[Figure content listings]
◇ ◇ ◇ ◇ ◇

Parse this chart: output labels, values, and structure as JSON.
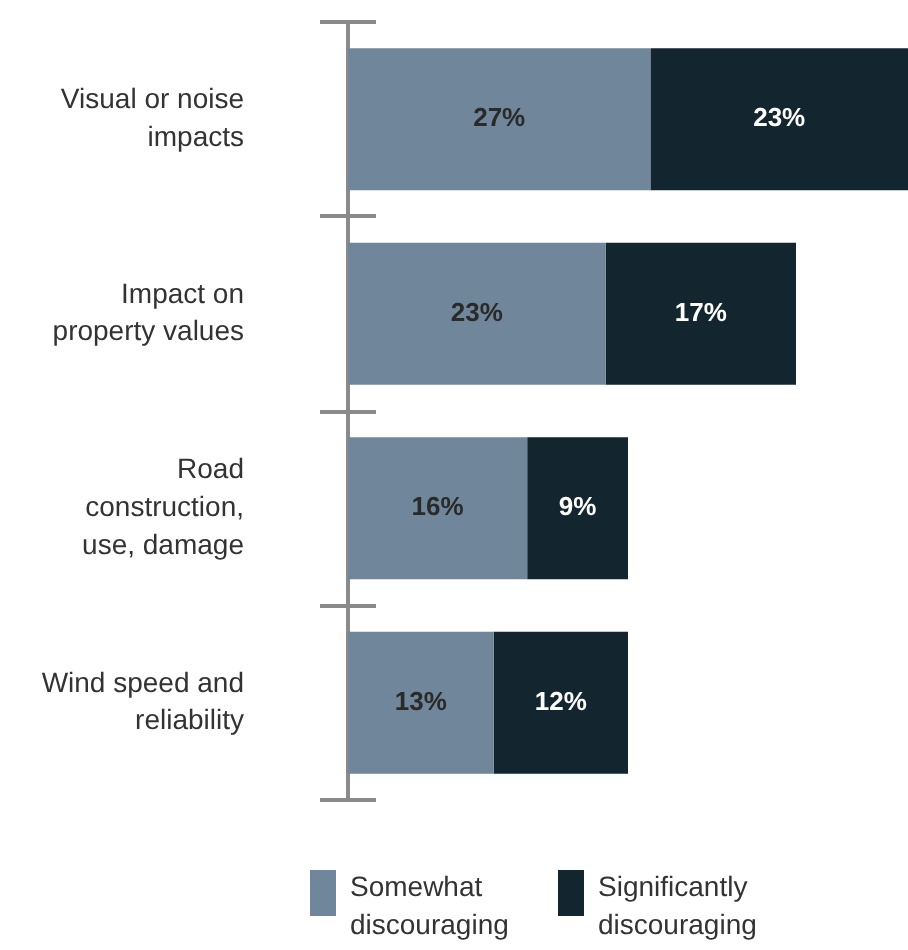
{
  "chart_data": {
    "type": "bar",
    "orientation": "horizontal",
    "stacked": true,
    "categories": [
      "Visual or noise impacts",
      "Impact on property values",
      "Road construction, use, damage",
      "Wind speed and reliability"
    ],
    "series": [
      {
        "name": "Somewhat discouraging",
        "color": "#6f869b",
        "values": [
          27,
          23,
          16,
          13
        ],
        "value_labels": [
          "27%",
          "23%",
          "16%",
          "13%"
        ]
      },
      {
        "name": "Significantly discouraging",
        "color": "#132630",
        "values": [
          23,
          17,
          9,
          12
        ],
        "value_labels": [
          "23%",
          "17%",
          "9%",
          "12%"
        ]
      }
    ],
    "legend": "bottom",
    "tick_labels": "y"
  }
}
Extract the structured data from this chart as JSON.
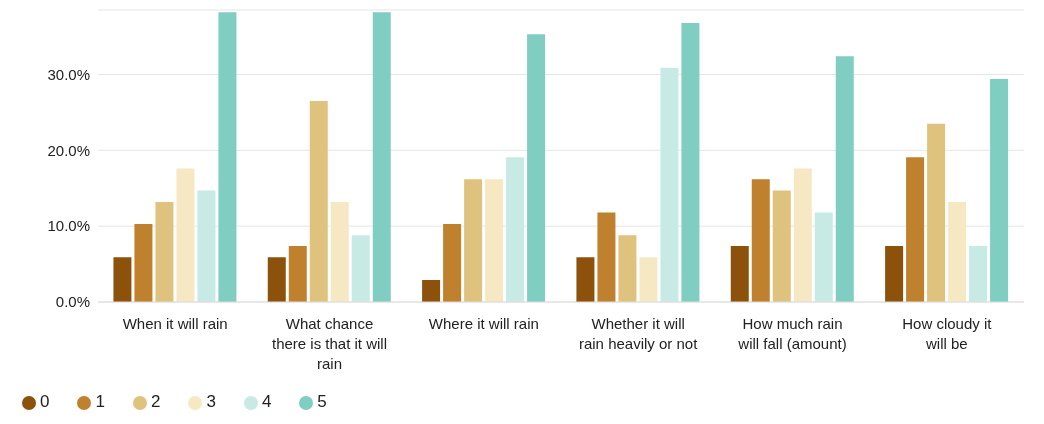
{
  "chart_data": {
    "type": "bar",
    "categories": [
      "When it will rain",
      "What chance there is that it will rain",
      "Where it will rain",
      "Whether it will rain heavily or not",
      "How much rain will fall (amount)",
      "How cloudy it will be"
    ],
    "series": [
      {
        "name": "0",
        "color": "#8c510a",
        "values": [
          5.9,
          5.9,
          2.9,
          5.9,
          7.4,
          7.4
        ]
      },
      {
        "name": "1",
        "color": "#bf812d",
        "values": [
          10.3,
          7.4,
          10.3,
          11.8,
          16.2,
          19.1
        ]
      },
      {
        "name": "2",
        "color": "#dfc27d",
        "values": [
          13.2,
          26.5,
          16.2,
          8.8,
          14.7,
          23.5
        ]
      },
      {
        "name": "3",
        "color": "#f6e8c3",
        "values": [
          17.6,
          13.2,
          16.2,
          5.9,
          17.6,
          13.2
        ]
      },
      {
        "name": "4",
        "color": "#c7eae5",
        "values": [
          14.7,
          8.8,
          19.1,
          30.9,
          11.8,
          7.4
        ]
      },
      {
        "name": "5",
        "color": "#80cdc1",
        "values": [
          38.2,
          38.2,
          35.3,
          36.8,
          32.4,
          29.4
        ]
      }
    ],
    "ylim": [
      0,
      38.5
    ],
    "yticks": [
      {
        "value": 0,
        "label": "0.0%"
      },
      {
        "value": 10,
        "label": "10.0%"
      },
      {
        "value": 20,
        "label": "20.0%"
      },
      {
        "value": 30,
        "label": "30.0%"
      }
    ],
    "grid": "y",
    "legend": "bottom left"
  }
}
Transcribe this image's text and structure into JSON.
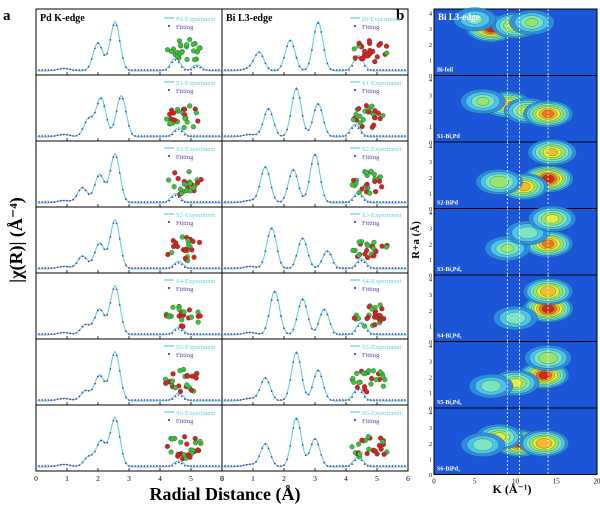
{
  "chart_data": [
    {
      "panel_letter": "a",
      "type": "line",
      "column_titles": [
        "Pd K-edge",
        "Bi L3-edge"
      ],
      "ylabel": "|χ(R)| (Å⁻⁴)",
      "xlabel": "Radial Distance (Å)",
      "xlim": [
        0,
        6
      ],
      "x_ticks": [
        "0",
        "1",
        "2",
        "3",
        "4",
        "5",
        "6"
      ],
      "pd_legend": [
        [
          "Pd-Experiment",
          "Fitting"
        ],
        [
          "S1-Experiment",
          "Fitting"
        ],
        [
          "S3-Experiment",
          "Fitting"
        ],
        [
          "S2-Experiment",
          "Fitting"
        ],
        [
          "S4-Experiment",
          "Fitting"
        ],
        [
          "S5-Experiment",
          "Fitting"
        ],
        [
          "S6-Experiment",
          "Fitting"
        ]
      ],
      "bi_legend": [
        [
          "Bi-Experiment",
          "Fitting"
        ],
        [
          "S1-Experiment",
          "Fitting"
        ],
        [
          "S2-Experiment",
          "Fitting"
        ],
        [
          "S3-Experiment",
          "Fitting"
        ],
        [
          "S4-Experiment",
          "Fitting"
        ],
        [
          "S5-Experiment",
          "Fitting"
        ],
        [
          "S6-Experiment",
          "Fitting"
        ]
      ],
      "pd_peaks": [
        [
          [
            2.0,
            0.55
          ],
          [
            2.55,
            0.95
          ],
          [
            4.5,
            0.25
          ],
          [
            5.2,
            0.12
          ]
        ],
        [
          [
            1.7,
            0.35
          ],
          [
            2.1,
            0.75
          ],
          [
            2.75,
            0.8
          ],
          [
            4.6,
            0.18
          ]
        ],
        [
          [
            1.5,
            0.3
          ],
          [
            2.05,
            0.55
          ],
          [
            2.55,
            0.95
          ],
          [
            4.5,
            0.18
          ]
        ],
        [
          [
            1.5,
            0.25
          ],
          [
            2.05,
            0.5
          ],
          [
            2.55,
            0.95
          ],
          [
            4.6,
            0.15
          ]
        ],
        [
          [
            1.6,
            0.2
          ],
          [
            2.05,
            0.5
          ],
          [
            2.55,
            0.95
          ],
          [
            4.6,
            0.15
          ]
        ],
        [
          [
            1.6,
            0.2
          ],
          [
            2.05,
            0.5
          ],
          [
            2.55,
            0.95
          ],
          [
            4.6,
            0.15
          ]
        ],
        [
          [
            1.7,
            0.2
          ],
          [
            2.1,
            0.5
          ],
          [
            2.55,
            0.95
          ],
          [
            4.6,
            0.12
          ]
        ]
      ],
      "bi_peaks": [
        [
          [
            1.2,
            0.35
          ],
          [
            2.2,
            0.6
          ],
          [
            3.1,
            0.95
          ],
          [
            4.4,
            0.3
          ]
        ],
        [
          [
            1.5,
            0.55
          ],
          [
            2.4,
            0.95
          ],
          [
            3.1,
            0.65
          ],
          [
            4.3,
            0.25
          ]
        ],
        [
          [
            1.4,
            0.7
          ],
          [
            2.3,
            0.65
          ],
          [
            3.0,
            0.95
          ],
          [
            4.4,
            0.2
          ]
        ],
        [
          [
            1.6,
            0.8
          ],
          [
            2.6,
            0.6
          ],
          [
            3.4,
            0.35
          ],
          [
            4.5,
            0.2
          ]
        ],
        [
          [
            1.7,
            0.85
          ],
          [
            2.6,
            0.7
          ],
          [
            3.3,
            0.5
          ],
          [
            4.5,
            0.25
          ]
        ],
        [
          [
            1.4,
            0.45
          ],
          [
            2.4,
            0.95
          ],
          [
            3.1,
            0.6
          ],
          [
            4.4,
            0.25
          ]
        ],
        [
          [
            1.4,
            0.45
          ],
          [
            2.4,
            0.95
          ],
          [
            3.0,
            0.55
          ],
          [
            4.4,
            0.2
          ]
        ]
      ]
    },
    {
      "panel_letter": "b",
      "type": "heatmap",
      "column_title": "Bi L3-edge",
      "xlabel": "K (Å⁻¹)",
      "ylabel": "R+a (Å)",
      "xlim": [
        0,
        20
      ],
      "ylim": [
        0,
        4
      ],
      "x_ticks": [
        "0",
        "5",
        "10",
        "15",
        "20"
      ],
      "y_ticks": [
        "0",
        "1",
        "2",
        "3",
        "4"
      ],
      "dashed_k": [
        9,
        10.5,
        14
      ],
      "rows": [
        {
          "label": "Bi-foil",
          "blobs": [
            [
              7,
              3.0,
              0.95
            ],
            [
              10,
              3.2,
              0.65
            ],
            [
              12,
              3.4,
              0.45
            ],
            [
              5,
              3.6,
              0.35
            ]
          ]
        },
        {
          "label": "S1-Bi₂Pd",
          "blobs": [
            [
              9,
              2.4,
              0.7
            ],
            [
              11.5,
              2.0,
              0.6
            ],
            [
              14,
              1.8,
              0.85
            ],
            [
              6,
              2.6,
              0.45
            ]
          ]
        },
        {
          "label": "S2-BiPd",
          "blobs": [
            [
              14,
              1.9,
              1.0
            ],
            [
              11,
              1.4,
              0.75
            ],
            [
              8,
              1.7,
              0.55
            ],
            [
              14.5,
              3.6,
              0.7
            ]
          ]
        },
        {
          "label": "S3-Bi₂Pd₅",
          "blobs": [
            [
              14,
              2.0,
              0.85
            ],
            [
              9,
              1.7,
              0.45
            ],
            [
              11.5,
              2.7,
              0.4
            ],
            [
              14.5,
              3.6,
              0.6
            ]
          ]
        },
        {
          "label": "S4-Bi₂Pd₅",
          "blobs": [
            [
              14,
              2.1,
              1.0
            ],
            [
              14,
              3.2,
              0.8
            ],
            [
              10,
              1.5,
              0.4
            ]
          ]
        },
        {
          "label": "S5-Bi₂Pd₅",
          "blobs": [
            [
              13.5,
              2.1,
              0.95
            ],
            [
              10,
              1.6,
              0.6
            ],
            [
              14,
              3.2,
              0.55
            ],
            [
              7,
              1.4,
              0.4
            ]
          ]
        },
        {
          "label": "S6-BiPd₃",
          "blobs": [
            [
              10.5,
              2.0,
              0.95
            ],
            [
              13.5,
              2.0,
              0.8
            ],
            [
              8,
              2.4,
              0.6
            ],
            [
              6,
              1.9,
              0.4
            ]
          ]
        }
      ]
    }
  ],
  "colors": {
    "experiment": "#5fd3dc",
    "fitting": "#5a3fb2",
    "pd_atom": "#39c23a",
    "bi_atom": "#d5241f"
  }
}
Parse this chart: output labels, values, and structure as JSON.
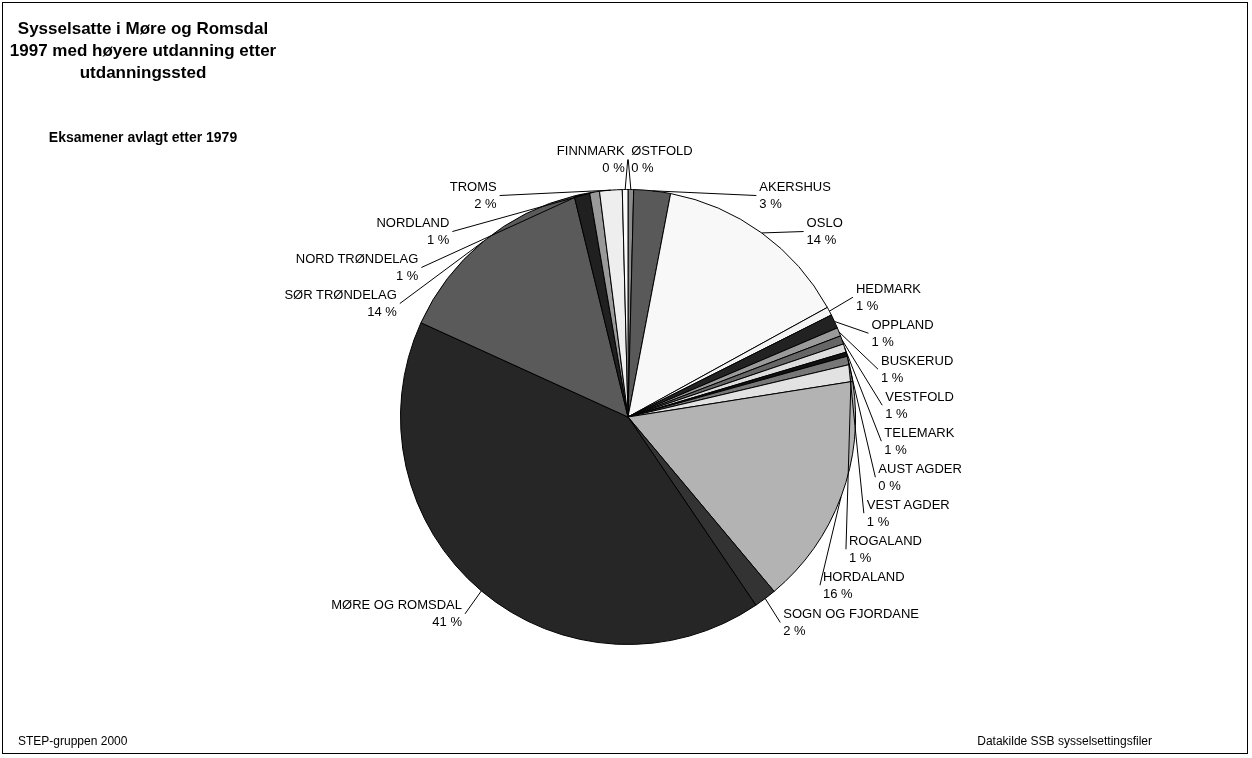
{
  "chart_data": {
    "type": "pie",
    "title": "Sysselsatte i Møre og Romsdal 1997 med høyere utdanning etter utdanningssted",
    "subtitle": "Eksamener avlagt etter 1979",
    "categories": [
      "ØSTFOLD",
      "AKERSHUS",
      "OSLO",
      "HEDMARK",
      "OPPLAND",
      "BUSKERUD",
      "VESTFOLD",
      "TELEMARK",
      "AUST AGDER",
      "VEST AGDER",
      "ROGALAND",
      "HORDALAND",
      "SOGN OG FJORDANE",
      "MØRE OG ROMSDAL",
      "SØR TRØNDELAG",
      "NORD TRØNDELAG",
      "NORDLAND",
      "TROMS",
      "FINNMARK"
    ],
    "values": [
      0.4,
      2.6,
      14.0,
      0.6,
      1.0,
      0.6,
      0.6,
      0.6,
      0.3,
      0.6,
      1.2,
      16.4,
      1.6,
      41.3,
      14.4,
      1.1,
      0.7,
      1.6,
      0.4
    ],
    "value_labels": [
      "0 %",
      "3 %",
      "14 %",
      "1 %",
      "1 %",
      "1 %",
      "1 %",
      "1 %",
      "0 %",
      "1 %",
      "1 %",
      "16 %",
      "2 %",
      "41 %",
      "14 %",
      "1 %",
      "1 %",
      "2 %",
      "0 %"
    ],
    "colors": [
      "#8c8c8c",
      "#595959",
      "#f8f8f8",
      "#f4f4f4",
      "#222222",
      "#9a9a9a",
      "#666666",
      "#dddddd",
      "#111111",
      "#777777",
      "#e2e2e2",
      "#b3b3b3",
      "#333333",
      "#262626",
      "#5a5a5a",
      "#202020",
      "#999999",
      "#eeeeee",
      "#fafafa"
    ],
    "legend": false,
    "annotations": [
      "STEP-gruppen 2000",
      "Datakilde SSB sysselsettingsfiler"
    ]
  }
}
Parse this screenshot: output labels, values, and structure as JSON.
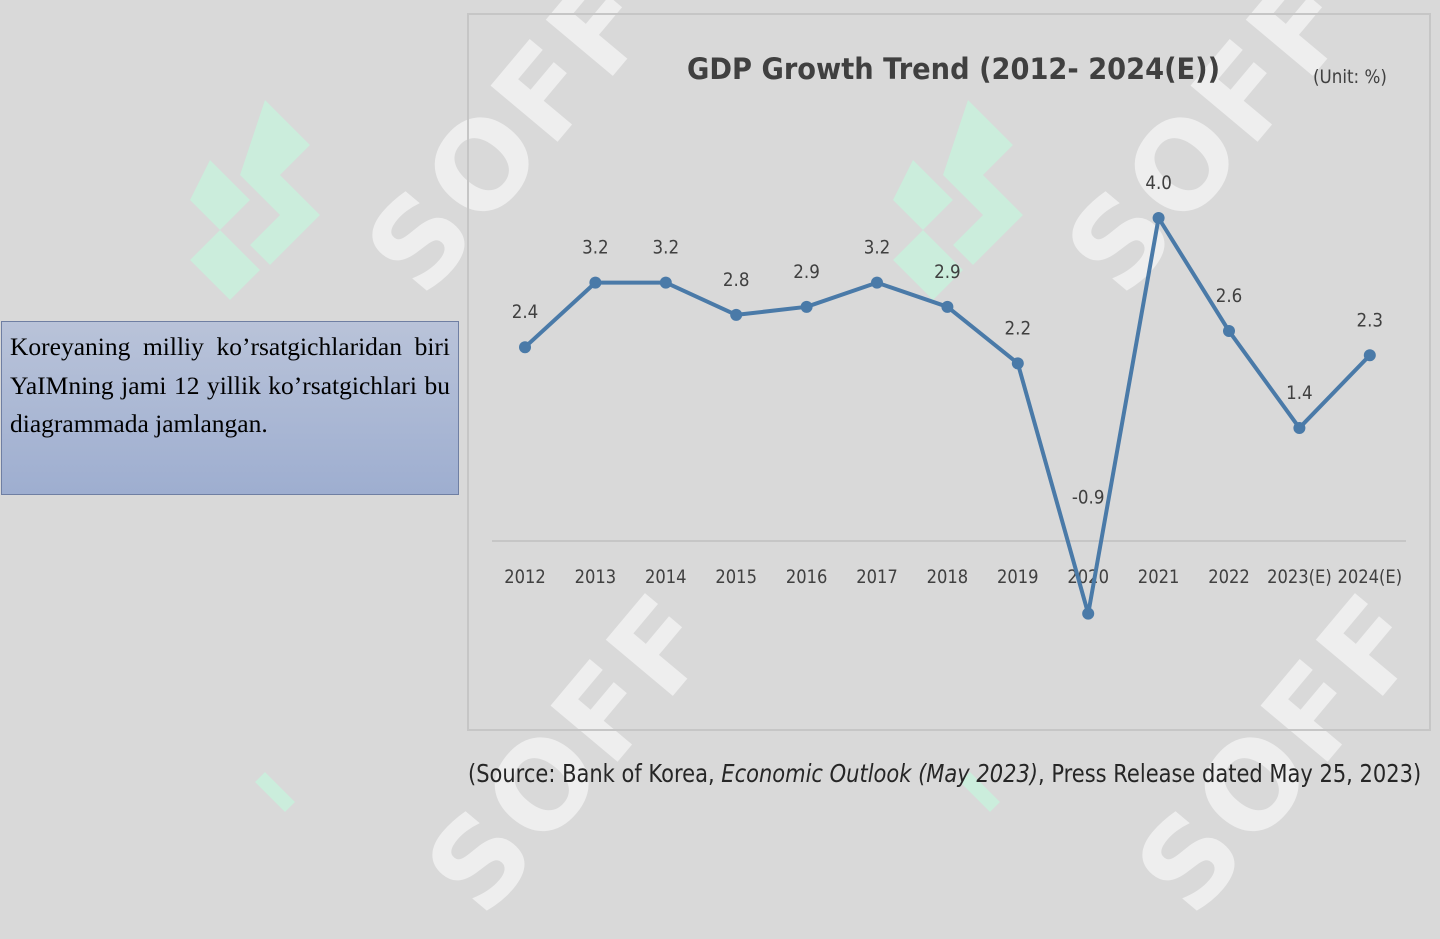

◇ ◇ ◇ ◇ ◇

Exercise description
Give the number of lines in the records that contain the string "discouraging", and nothing besides.

Correct result
2